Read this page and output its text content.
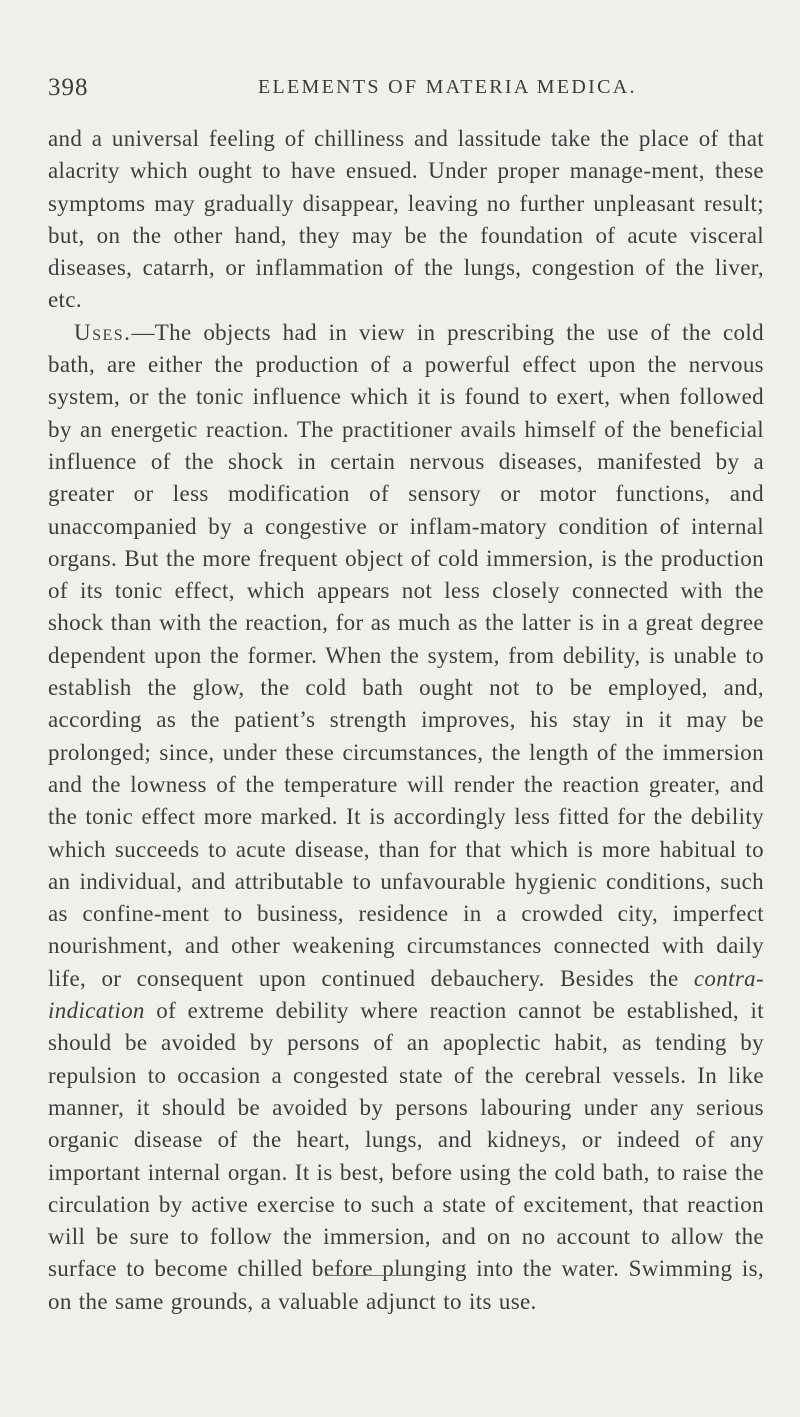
398	ELEMENTS OF MATERIA MEDICA.

and a universal feeling of chilliness and lassitude take the place of that alacrity which ought to have ensued. Under proper manage-ment, these symptoms may gradually disappear, leaving no further unpleasant result; but, on the other hand, they may be the foundation of acute visceral diseases, catarrh, or inflammation of the lungs, congestion of the liver, etc.

Uses.—The objects had in view in prescribing the use of the cold bath, are either the production of a powerful effect upon the nervous system, or the tonic influence which it is found to exert, when followed by an energetic reaction. The practitioner avails himself of the beneficial influence of the shock in certain nervous diseases, manifested by a greater or less modification of sensory or motor functions, and unaccompanied by a congestive or inflam-matory condition of internal organs. But the more frequent object of cold immersion, is the production of its tonic effect, which appears not less closely connected with the shock than with the reaction, for as much as the latter is in a great degree dependent upon the former. When the system, from debility, is unable to establish the glow, the cold bath ought not to be employed, and, according as the patient’s strength improves, his stay in it may be prolonged; since, under these circumstances, the length of the immersion and the lowness of the temperature will render the reaction greater, and the tonic effect more marked. It is accordingly less fitted for the debility which succeeds to acute disease, than for that which is more habitual to an individual, and attributable to unfavourable hygienic conditions, such as confine-ment to business, residence in a crowded city, imperfect nourishment, and other weakening circumstances connected with daily life, or consequent upon continued debauchery. Besides the contra-indication of extreme debility where reaction cannot be established, it should be avoided by persons of an apoplectic habit, as tending by repulsion to occasion a congested state of the cerebral vessels. In like manner, it should be avoided by persons labouring under any serious organic disease of the heart, lungs, and kidneys, or indeed of any important internal organ. It is best, before using the cold bath, to raise the circulation by active exercise to such a state of excitement, that reaction will be sure to follow the immersion, and on no account to allow the surface to become chilled before plunging into the water. Swimming is, on the same grounds, a valuable adjunct to its use.
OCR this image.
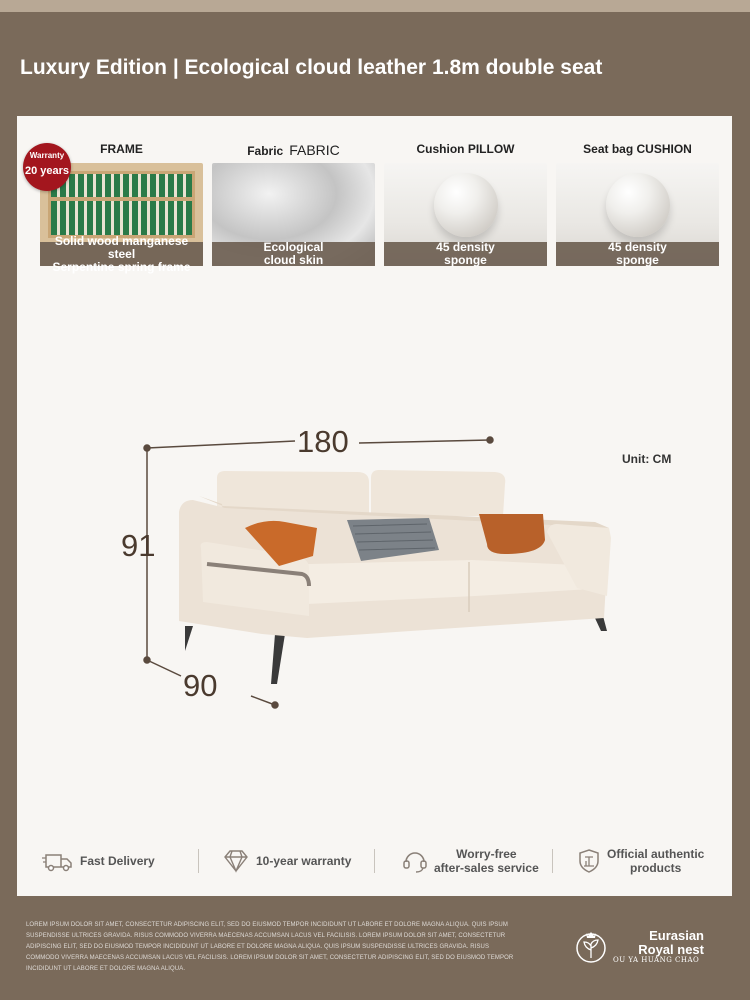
Luxury Edition | Ecological cloud leather 1.8m double seat
FRAME
Solid wood manganese steel
Serpentine spring frame
Warranty
20 years
Fabric FABRIC
Ecological
cloud skin
Cushion PILLOW
45 density
sponge
Seat bag CUSHION
45 density
sponge
180
91
90
Unit: CM
Fast Delivery	10-year warranty	Worry-free
after-sales service
Official authentic
products

LOREM IPSUM DOLOR SIT AMET, CONSECTETUR ADIPISCING ELIT, SED DO EIUSMOD TEMPOR INCIDIDUNT UT LABORE ET DOLORE MAGNA ALIQUA. QUIS IPSUM SUSPENDISSE ULTRICES GRAVIDA. RISUS COMMODO VIVERRA MAECENAS ACCUMSAN LACUS VEL FACILISIS. LOREM IPSUM DOLOR SIT AMET, CONSECTETUR ADIPISCING ELIT, SED DO EIUSMOD TEMPOR INCIDIDUNT UT LABORE ET DOLORE MAGNA ALIQUA. QUIS IPSUM SUSPENDISSE ULTRICES GRAVIDA. RISUS COMMODO VIVERRA MAECENAS ACCUMSAN LACUS VEL FACILISIS. LOREM IPSUM DOLOR SIT AMET, CONSECTETUR ADIPISCING ELIT, SED DO EIUSMOD TEMPOR INCIDIDUNT UT LABORE ET DOLORE MAGNA ALIQUA.

Eurasian Royal nest
OU YA HUANG CHAO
======
Exercise prompt →
Return every line of the preceding records in which the word "this" appears.

Correct response →
Read this page and output its text content.
OCR this image.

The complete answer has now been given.